Data entries
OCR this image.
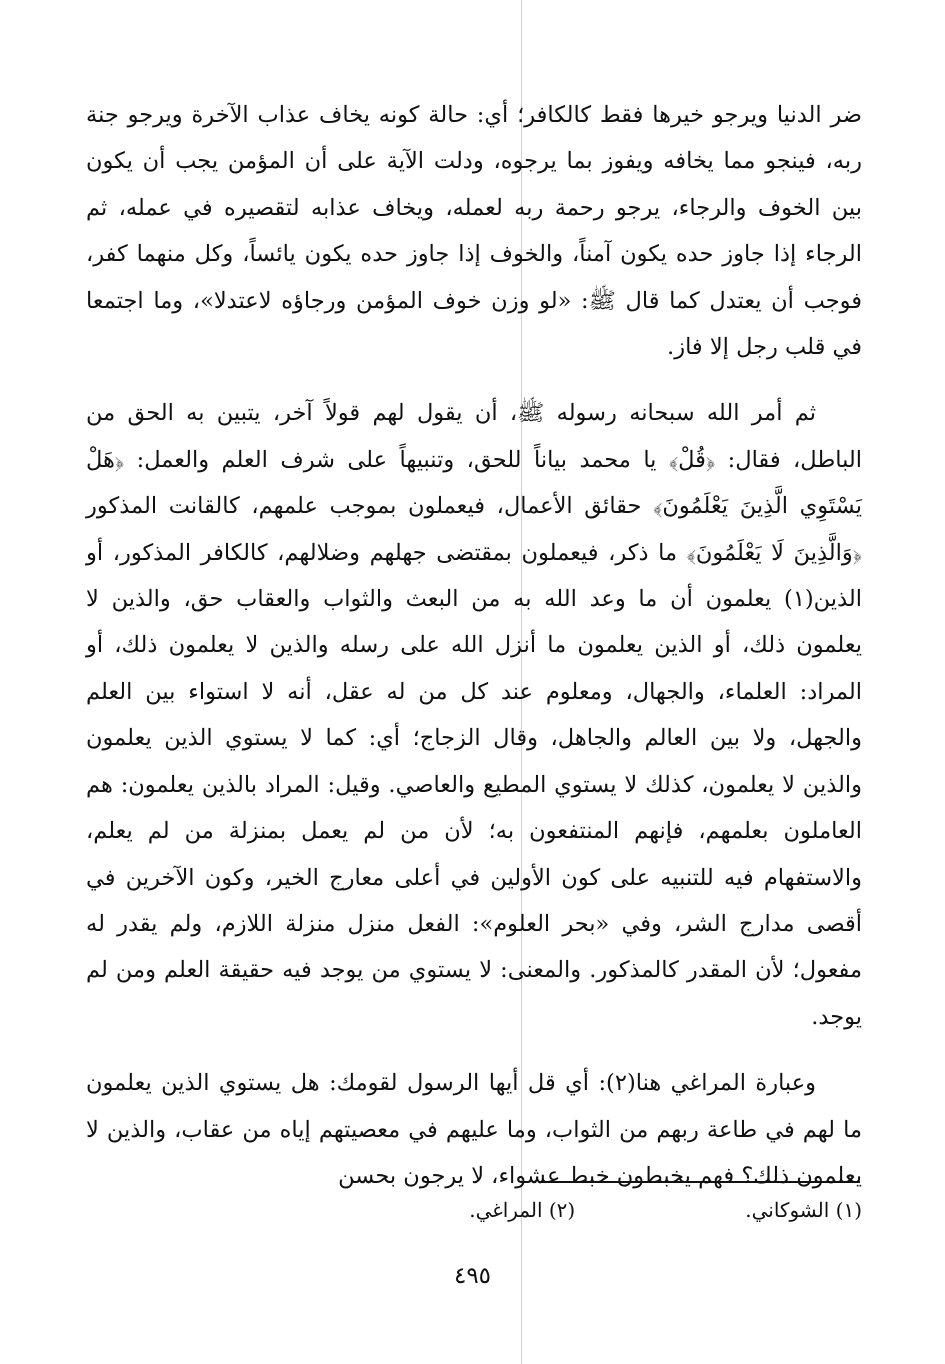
ضر الدنيا ويرجو خيرها فقط كالكافر؛ أي: حالة كونه يخاف عذاب الآخرة ويرجو جنة ربه، فينجو مما يخافه ويفوز بما يرجوه، ودلت الآية على أن المؤمن يجب أن يكون بين الخوف والرجاء، يرجو رحمة ربه لعمله، ويخاف عذابه لتقصيره في عمله، ثم الرجاء إذا جاوز حده يكون آمناً، والخوف إذا جاوز حده يكون يائساً، وكل منهما كفر، فوجب أن يعتدل كما قال ﷺ: «لو وزن خوف المؤمن ورجاؤه لاعتدلا»، وما اجتمعا في قلب رجل إلا فاز.

ثم أمر الله سبحانه رسوله ﷺ، أن يقول لهم قولاً آخر، يتبين به الحق من الباطل، فقال: ﴿قُلْ﴾ يا محمد بياناً للحق، وتنبيهاً على شرف العلم والعمل: ﴿هَلْ يَسْتَوِي الَّذِينَ يَعْلَمُونَ﴾ حقائق الأعمال، فيعملون بموجب علمهم، كالقانت المذكور ﴿وَالَّذِينَ لَا يَعْلَمُونَ﴾ ما ذكر، فيعملون بمقتضى جهلهم وضلالهم، كالكافر المذكور، أو الذين(١) يعلمون أن ما وعد الله به من البعث والثواب والعقاب حق، والذين لا يعلمون ذلك، أو الذين يعلمون ما أنزل الله على رسله والذين لا يعلمون ذلك، أو المراد: العلماء، والجهال، ومعلوم عند كل من له عقل، أنه لا استواء بين العلم والجهل، ولا بين العالم والجاهل، وقال الزجاج؛ أي: كما لا يستوي الذين يعلمون والذين لا يعلمون، كذلك لا يستوي المطيع والعاصي. وقيل: المراد بالذين يعلمون: هم العاملون بعلمهم، فإنهم المنتفعون به؛ لأن من لم يعمل بمنزلة من لم يعلم، والاستفهام فيه للتنبيه على كون الأولين في أعلى معارج الخير، وكون الآخرين في أقصى مدارج الشر، وفي «بحر العلوم»: الفعل منزل منزلة اللازم، ولم يقدر له مفعول؛ لأن المقدر كالمذكور. والمعنى: لا يستوي من يوجد فيه حقيقة العلم ومن لم يوجد.

وعبارة المراغي هنا(٢): أي قل أيها الرسول لقومك: هل يستوي الذين يعلمون ما لهم في طاعة ربهم من الثواب، وما عليهم في معصيتهم إياه من عقاب، والذين لا يعلمون ذلك؟ فهم يخبطون خبط عشواء، لا يرجون بحسن

(١) الشوكاني.
(٢) المراغي.
٤٩٥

Aim of the exercise: Extract, from the listing above, every line where the string "المراغي" occurs.

Exercise result:
وعبارة المراغي هنا(٢): أي قل أيها الرسول لقومك: هل يستوي الذين يعلمون ما لهم في طاعة ربهم من الثواب، وما عليهم في معصيتهم إياه من عقاب، والذين لا يعلمون ذلك؟ فهم يخبطون خبط عشواء، لا يرجون بحسن
(٢) المراغي.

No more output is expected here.